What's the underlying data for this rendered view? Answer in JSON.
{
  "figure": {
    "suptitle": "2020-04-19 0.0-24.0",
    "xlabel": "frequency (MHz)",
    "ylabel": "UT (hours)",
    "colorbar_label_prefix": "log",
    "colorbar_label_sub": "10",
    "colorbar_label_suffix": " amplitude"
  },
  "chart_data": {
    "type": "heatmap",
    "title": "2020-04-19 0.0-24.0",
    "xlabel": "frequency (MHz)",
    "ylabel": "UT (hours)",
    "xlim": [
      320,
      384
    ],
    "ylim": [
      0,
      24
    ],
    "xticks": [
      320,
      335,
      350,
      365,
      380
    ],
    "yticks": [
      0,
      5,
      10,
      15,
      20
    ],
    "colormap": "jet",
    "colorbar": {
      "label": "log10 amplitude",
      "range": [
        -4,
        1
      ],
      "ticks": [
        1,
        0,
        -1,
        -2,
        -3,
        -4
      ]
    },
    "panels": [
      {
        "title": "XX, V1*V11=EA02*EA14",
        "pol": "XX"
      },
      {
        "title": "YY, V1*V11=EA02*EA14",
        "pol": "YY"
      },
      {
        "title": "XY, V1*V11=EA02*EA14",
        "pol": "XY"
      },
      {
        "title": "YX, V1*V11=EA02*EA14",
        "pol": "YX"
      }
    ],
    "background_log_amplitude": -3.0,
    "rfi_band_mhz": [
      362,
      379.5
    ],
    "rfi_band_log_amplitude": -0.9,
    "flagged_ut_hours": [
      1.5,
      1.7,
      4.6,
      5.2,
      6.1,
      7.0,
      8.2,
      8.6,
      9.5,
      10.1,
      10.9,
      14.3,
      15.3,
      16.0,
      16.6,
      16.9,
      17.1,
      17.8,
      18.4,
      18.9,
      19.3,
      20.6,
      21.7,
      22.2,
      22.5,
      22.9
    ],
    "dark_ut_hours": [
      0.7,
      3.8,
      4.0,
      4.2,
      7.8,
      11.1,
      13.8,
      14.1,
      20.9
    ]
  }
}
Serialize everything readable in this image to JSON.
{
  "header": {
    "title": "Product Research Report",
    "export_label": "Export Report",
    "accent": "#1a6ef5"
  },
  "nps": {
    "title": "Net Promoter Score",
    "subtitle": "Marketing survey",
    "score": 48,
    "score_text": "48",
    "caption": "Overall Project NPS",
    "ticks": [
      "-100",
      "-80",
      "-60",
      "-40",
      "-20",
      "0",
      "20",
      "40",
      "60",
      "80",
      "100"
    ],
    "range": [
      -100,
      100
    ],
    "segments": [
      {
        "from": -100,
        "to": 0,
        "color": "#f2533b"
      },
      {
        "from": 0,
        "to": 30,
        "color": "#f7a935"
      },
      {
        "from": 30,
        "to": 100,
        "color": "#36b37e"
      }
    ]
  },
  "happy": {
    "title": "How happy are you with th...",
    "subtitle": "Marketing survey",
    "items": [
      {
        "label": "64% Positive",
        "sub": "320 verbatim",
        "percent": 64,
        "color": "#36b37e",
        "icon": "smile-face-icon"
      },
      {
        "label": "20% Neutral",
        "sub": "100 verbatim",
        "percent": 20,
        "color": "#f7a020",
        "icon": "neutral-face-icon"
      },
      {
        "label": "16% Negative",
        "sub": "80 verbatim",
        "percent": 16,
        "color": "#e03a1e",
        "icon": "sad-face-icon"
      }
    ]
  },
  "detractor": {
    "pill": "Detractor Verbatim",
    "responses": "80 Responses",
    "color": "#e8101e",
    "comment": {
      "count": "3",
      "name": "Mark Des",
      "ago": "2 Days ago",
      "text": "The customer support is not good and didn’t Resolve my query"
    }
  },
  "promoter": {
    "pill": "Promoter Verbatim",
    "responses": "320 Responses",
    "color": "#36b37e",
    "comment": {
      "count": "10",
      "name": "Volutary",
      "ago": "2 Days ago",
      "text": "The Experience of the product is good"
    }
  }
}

**Exercise requirements:**
Your task is to repeat the data exactly, with nothing left out.

**Answer to the task:**
What's the underlying data for this rendered view? Answer in JSON.
{
  "figure": {
    "suptitle": "2020-04-19 0.0-24.0",
    "xlabel": "frequency (MHz)",
    "ylabel": "UT (hours)",
    "colorbar_label_prefix": "log",
    "colorbar_label_sub": "10",
    "colorbar_label_suffix": " amplitude"
  },
  "chart_data": {
    "type": "heatmap",
    "title": "2020-04-19 0.0-24.0",
    "xlabel": "frequency (MHz)",
    "ylabel": "UT (hours)",
    "xlim": [
      320,
      384
    ],
    "ylim": [
      0,
      24
    ],
    "xticks": [
      320,
      335,
      350,
      365,
      380
    ],
    "yticks": [
      0,
      5,
      10,
      15,
      20
    ],
    "colormap": "jet",
    "colorbar": {
      "label": "log10 amplitude",
      "range": [
        -4,
        1
      ],
      "ticks": [
        1,
        0,
        -1,
        -2,
        -3,
        -4
      ]
    },
    "panels": [
      {
        "title": "XX, V1*V11=EA02*EA14",
        "pol": "XX"
      },
      {
        "title": "YY, V1*V11=EA02*EA14",
        "pol": "YY"
      },
      {
        "title": "XY, V1*V11=EA02*EA14",
        "pol": "XY"
      },
      {
        "title": "YX, V1*V11=EA02*EA14",
        "pol": "YX"
      }
    ],
    "background_log_amplitude": -3.0,
    "rfi_band_mhz": [
      362,
      379.5
    ],
    "rfi_band_log_amplitude": -0.9,
    "flagged_ut_hours": [
      1.5,
      1.7,
      4.6,
      5.2,
      6.1,
      7.0,
      8.2,
      8.6,
      9.5,
      10.1,
      10.9,
      14.3,
      15.3,
      16.0,
      16.6,
      16.9,
      17.1,
      17.8,
      18.4,
      18.9,
      19.3,
      20.6,
      21.7,
      22.2,
      22.5,
      22.9
    ],
    "dark_ut_hours": [
      0.7,
      3.8,
      4.0,
      4.2,
      7.8,
      11.1,
      13.8,
      14.1,
      20.9
    ]
  }
}
Serialize everything readable in this image to JSON.
{
  "header": {
    "title": "Product Research Report",
    "export_label": "Export Report",
    "accent": "#1a6ef5"
  },
  "nps": {
    "title": "Net Promoter Score",
    "subtitle": "Marketing survey",
    "score": 48,
    "score_text": "48",
    "caption": "Overall Project NPS",
    "ticks": [
      "-100",
      "-80",
      "-60",
      "-40",
      "-20",
      "0",
      "20",
      "40",
      "60",
      "80",
      "100"
    ],
    "range": [
      -100,
      100
    ],
    "segments": [
      {
        "from": -100,
        "to": 0,
        "color": "#f2533b"
      },
      {
        "from": 0,
        "to": 30,
        "color": "#f7a935"
      },
      {
        "from": 30,
        "to": 100,
        "color": "#36b37e"
      }
    ]
  },
  "happy": {
    "title": "How happy are you with th...",
    "subtitle": "Marketing survey",
    "items": [
      {
        "label": "64% Positive",
        "sub": "320 verbatim",
        "percent": 64,
        "color": "#36b37e",
        "icon": "smile-face-icon"
      },
      {
        "label": "20% Neutral",
        "sub": "100 verbatim",
        "percent": 20,
        "color": "#f7a020",
        "icon": "neutral-face-icon"
      },
      {
        "label": "16% Negative",
        "sub": "80 verbatim",
        "percent": 16,
        "color": "#e03a1e",
        "icon": "sad-face-icon"
      }
    ]
  },
  "detractor": {
    "pill": "Detractor Verbatim",
    "responses": "80 Responses",
    "color": "#e8101e",
    "comment": {
      "count": "3",
      "name": "Mark Des",
      "ago": "2 Days ago",
      "text": "The customer support is not good and didn’t Resolve my query"
    }
  },
  "promoter": {
    "pill": "Promoter Verbatim",
    "responses": "320 Responses",
    "color": "#36b37e",
    "comment": {
      "count": "10",
      "name": "Volutary",
      "ago": "2 Days ago",
      "text": "The Experience of the product is good"
    }
  }
}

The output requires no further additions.